== Task goal ==
Reproduce the lines word for word, from the start of the records through the line containing "square-recents-icon — [448, 984, 469, 1006]".
--- START ---
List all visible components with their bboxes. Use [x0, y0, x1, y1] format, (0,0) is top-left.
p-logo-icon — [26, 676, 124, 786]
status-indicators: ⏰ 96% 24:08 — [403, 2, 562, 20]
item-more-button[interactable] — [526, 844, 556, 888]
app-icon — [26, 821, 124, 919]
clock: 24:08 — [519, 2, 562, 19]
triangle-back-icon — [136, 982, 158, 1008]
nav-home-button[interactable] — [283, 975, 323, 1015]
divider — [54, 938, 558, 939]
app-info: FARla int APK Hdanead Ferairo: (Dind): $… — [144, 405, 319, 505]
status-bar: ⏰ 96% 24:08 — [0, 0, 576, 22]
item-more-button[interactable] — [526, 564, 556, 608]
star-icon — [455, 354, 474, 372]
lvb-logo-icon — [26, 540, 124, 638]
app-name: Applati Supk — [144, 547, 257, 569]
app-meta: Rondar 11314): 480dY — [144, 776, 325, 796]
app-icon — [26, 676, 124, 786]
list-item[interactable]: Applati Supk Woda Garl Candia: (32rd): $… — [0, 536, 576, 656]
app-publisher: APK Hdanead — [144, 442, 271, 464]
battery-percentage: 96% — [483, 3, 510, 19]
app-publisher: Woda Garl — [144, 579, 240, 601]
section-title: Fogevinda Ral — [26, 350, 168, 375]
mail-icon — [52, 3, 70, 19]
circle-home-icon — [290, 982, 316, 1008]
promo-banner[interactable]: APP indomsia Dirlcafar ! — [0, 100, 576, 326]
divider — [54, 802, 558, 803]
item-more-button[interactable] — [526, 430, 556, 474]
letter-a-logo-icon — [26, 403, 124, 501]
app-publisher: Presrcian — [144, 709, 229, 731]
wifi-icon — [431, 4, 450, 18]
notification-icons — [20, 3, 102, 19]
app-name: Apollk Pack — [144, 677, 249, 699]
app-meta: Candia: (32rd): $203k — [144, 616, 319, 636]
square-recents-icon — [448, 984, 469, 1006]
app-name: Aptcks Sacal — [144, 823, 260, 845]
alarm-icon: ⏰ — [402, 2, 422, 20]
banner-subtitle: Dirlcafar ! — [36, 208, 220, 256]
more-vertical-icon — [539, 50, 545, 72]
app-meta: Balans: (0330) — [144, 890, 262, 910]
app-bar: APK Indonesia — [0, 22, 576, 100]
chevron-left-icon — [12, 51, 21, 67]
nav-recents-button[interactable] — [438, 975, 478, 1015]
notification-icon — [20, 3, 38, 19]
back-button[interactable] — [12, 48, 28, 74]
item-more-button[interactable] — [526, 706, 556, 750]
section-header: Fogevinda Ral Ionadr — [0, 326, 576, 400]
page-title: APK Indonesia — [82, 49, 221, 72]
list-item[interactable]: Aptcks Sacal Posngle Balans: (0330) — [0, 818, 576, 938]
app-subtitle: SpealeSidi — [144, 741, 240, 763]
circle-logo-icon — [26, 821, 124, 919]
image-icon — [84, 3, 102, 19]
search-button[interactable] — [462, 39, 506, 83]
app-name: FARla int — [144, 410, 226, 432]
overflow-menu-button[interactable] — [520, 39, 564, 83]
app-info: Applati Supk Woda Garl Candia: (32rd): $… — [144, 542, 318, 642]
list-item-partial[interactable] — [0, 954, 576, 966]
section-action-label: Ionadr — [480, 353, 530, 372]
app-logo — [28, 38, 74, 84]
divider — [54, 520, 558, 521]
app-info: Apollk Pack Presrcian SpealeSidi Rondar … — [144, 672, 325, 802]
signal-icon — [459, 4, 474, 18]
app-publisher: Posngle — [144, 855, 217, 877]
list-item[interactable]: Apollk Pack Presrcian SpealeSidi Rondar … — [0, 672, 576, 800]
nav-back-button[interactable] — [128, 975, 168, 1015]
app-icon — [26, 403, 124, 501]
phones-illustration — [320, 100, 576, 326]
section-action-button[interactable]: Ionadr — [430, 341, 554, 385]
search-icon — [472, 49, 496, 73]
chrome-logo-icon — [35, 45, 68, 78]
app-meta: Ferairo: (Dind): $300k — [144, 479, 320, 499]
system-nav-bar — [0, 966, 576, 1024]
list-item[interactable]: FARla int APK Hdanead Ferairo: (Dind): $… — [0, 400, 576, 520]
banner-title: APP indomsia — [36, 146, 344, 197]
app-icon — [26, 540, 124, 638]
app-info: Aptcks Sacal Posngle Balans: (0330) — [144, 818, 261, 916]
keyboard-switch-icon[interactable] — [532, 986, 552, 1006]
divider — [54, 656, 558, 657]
--- END ---
== Output for this exercise ==
List all visible components with their bboxes. Use [x0, y0, x1, y1] format, (0,0) is top-left.
p-logo-icon — [26, 676, 124, 786]
status-indicators: ⏰ 96% 24:08 — [403, 2, 562, 20]
item-more-button[interactable] — [526, 844, 556, 888]
app-icon — [26, 821, 124, 919]
clock: 24:08 — [519, 2, 562, 19]
triangle-back-icon — [136, 982, 158, 1008]
nav-home-button[interactable] — [283, 975, 323, 1015]
divider — [54, 938, 558, 939]
app-info: FARla int APK Hdanead Ferairo: (Dind): $… — [144, 405, 319, 505]
status-bar: ⏰ 96% 24:08 — [0, 0, 576, 22]
item-more-button[interactable] — [526, 564, 556, 608]
star-icon — [455, 354, 474, 372]
lvb-logo-icon — [26, 540, 124, 638]
app-name: Applati Supk — [144, 547, 257, 569]
app-meta: Rondar 11314): 480dY — [144, 776, 325, 796]
app-icon — [26, 676, 124, 786]
list-item[interactable]: Applati Supk Woda Garl Candia: (32rd): $… — [0, 536, 576, 656]
app-publisher: APK Hdanead — [144, 442, 271, 464]
battery-percentage: 96% — [483, 3, 510, 19]
app-publisher: Woda Garl — [144, 579, 240, 601]
section-title: Fogevinda Ral — [26, 350, 168, 375]
mail-icon — [52, 3, 70, 19]
circle-home-icon — [290, 982, 316, 1008]
promo-banner[interactable]: APP indomsia Dirlcafar ! — [0, 100, 576, 326]
divider — [54, 802, 558, 803]
item-more-button[interactable] — [526, 430, 556, 474]
letter-a-logo-icon — [26, 403, 124, 501]
app-publisher: Presrcian — [144, 709, 229, 731]
wifi-icon — [431, 4, 450, 18]
notification-icons — [20, 3, 102, 19]
app-name: Apollk Pack — [144, 677, 249, 699]
app-meta: Candia: (32rd): $203k — [144, 616, 319, 636]
square-recents-icon — [448, 984, 469, 1006]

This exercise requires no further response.